■ **MATERIAL PROVIDED**:

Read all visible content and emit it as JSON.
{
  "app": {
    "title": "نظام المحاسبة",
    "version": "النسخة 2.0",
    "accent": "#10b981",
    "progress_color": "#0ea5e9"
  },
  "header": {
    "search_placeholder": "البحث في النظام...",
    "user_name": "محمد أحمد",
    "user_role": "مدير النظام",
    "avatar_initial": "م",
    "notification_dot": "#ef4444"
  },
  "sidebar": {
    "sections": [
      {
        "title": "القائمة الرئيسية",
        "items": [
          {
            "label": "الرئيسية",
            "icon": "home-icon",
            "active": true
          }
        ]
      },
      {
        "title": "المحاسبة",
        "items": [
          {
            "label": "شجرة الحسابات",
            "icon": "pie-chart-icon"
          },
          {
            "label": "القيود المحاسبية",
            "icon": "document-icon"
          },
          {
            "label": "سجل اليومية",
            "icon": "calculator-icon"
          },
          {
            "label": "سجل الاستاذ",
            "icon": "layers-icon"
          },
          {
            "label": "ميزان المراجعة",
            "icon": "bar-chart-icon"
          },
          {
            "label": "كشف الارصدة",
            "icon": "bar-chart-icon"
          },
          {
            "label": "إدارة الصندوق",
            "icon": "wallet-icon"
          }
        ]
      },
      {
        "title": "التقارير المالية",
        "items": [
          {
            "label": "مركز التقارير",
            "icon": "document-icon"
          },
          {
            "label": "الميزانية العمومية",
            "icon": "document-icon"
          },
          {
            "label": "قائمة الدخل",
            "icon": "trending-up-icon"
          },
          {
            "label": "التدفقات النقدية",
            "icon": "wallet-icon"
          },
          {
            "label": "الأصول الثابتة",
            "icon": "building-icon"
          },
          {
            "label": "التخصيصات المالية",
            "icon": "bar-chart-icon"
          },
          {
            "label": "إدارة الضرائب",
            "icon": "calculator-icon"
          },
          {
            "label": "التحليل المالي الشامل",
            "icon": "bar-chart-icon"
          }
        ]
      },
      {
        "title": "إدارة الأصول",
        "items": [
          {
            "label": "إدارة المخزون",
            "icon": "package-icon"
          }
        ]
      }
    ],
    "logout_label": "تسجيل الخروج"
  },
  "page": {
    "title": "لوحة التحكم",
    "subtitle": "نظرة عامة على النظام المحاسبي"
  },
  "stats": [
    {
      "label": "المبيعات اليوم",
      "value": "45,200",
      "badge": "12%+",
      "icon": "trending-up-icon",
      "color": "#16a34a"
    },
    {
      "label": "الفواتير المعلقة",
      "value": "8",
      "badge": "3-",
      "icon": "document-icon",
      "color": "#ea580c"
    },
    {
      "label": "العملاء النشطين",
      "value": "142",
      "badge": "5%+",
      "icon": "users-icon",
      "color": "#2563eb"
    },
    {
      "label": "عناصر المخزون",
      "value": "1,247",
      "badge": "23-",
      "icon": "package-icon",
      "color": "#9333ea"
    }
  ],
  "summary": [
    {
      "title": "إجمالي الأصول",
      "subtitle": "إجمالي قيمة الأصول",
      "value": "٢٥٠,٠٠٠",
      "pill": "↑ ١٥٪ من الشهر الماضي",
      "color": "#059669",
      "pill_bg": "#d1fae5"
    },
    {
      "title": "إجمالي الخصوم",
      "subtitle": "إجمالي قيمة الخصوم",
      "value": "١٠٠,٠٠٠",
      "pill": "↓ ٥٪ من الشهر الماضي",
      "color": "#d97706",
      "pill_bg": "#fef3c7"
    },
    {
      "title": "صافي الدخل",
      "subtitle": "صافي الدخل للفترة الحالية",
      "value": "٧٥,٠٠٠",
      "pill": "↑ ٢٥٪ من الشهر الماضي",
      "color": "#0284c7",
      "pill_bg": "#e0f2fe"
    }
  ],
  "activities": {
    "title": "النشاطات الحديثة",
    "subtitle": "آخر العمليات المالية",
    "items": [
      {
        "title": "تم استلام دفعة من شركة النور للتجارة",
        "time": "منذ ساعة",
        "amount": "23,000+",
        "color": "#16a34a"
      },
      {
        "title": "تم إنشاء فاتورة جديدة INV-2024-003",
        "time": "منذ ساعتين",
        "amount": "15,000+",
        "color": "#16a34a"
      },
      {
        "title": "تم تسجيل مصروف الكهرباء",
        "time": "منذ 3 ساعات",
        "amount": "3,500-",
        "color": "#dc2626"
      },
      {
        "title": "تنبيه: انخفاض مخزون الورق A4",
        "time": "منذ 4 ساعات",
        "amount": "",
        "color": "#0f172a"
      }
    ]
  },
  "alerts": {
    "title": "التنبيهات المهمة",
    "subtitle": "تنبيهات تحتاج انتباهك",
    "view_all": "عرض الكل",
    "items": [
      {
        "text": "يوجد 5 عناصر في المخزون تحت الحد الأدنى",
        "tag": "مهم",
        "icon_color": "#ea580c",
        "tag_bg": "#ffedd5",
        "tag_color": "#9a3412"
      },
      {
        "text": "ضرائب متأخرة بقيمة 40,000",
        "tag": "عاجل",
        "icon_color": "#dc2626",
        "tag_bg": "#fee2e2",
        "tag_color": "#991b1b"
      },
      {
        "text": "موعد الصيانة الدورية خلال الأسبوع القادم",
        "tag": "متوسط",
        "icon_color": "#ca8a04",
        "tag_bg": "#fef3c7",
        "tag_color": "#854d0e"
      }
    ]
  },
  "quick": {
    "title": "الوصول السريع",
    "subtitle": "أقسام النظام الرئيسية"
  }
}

■ **DESCRIPTION OF THE TASK**: Where a line in the entries holds "إدارة", copy that line.

■ **RESPONSE TO THIS EXERCISE**:
            "label": "إدارة الصندوق",
            "label": "إدارة الضرائب",
        "title": "إدارة الأصول",
            "label": "إدارة المخزون",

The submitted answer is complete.